• **WHAT THE EXERCISE ASKS**:
The records that follow are to be repeated without alteration.

• **DATASET ENTRIES**:
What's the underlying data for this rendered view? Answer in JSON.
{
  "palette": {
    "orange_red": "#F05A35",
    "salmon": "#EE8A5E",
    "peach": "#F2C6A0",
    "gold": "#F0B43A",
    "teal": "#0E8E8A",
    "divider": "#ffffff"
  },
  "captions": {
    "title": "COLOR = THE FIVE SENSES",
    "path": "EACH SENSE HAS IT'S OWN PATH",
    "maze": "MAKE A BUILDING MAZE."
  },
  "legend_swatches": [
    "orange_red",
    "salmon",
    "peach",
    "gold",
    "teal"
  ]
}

• **EXERCISE SOLUTION**:
What's the underlying data for this rendered view? Answer in JSON.
{
  "palette": {
    "orange_red": "#F05A35",
    "salmon": "#EE8A5E",
    "peach": "#F2C6A0",
    "gold": "#F0B43A",
    "teal": "#0E8E8A",
    "divider": "#ffffff"
  },
  "captions": {
    "title": "COLOR = THE FIVE SENSES",
    "path": "EACH SENSE HAS IT'S OWN PATH",
    "maze": "MAKE A BUILDING MAZE."
  },
  "legend_swatches": [
    "orange_red",
    "salmon",
    "peach",
    "gold",
    "teal"
  ]
}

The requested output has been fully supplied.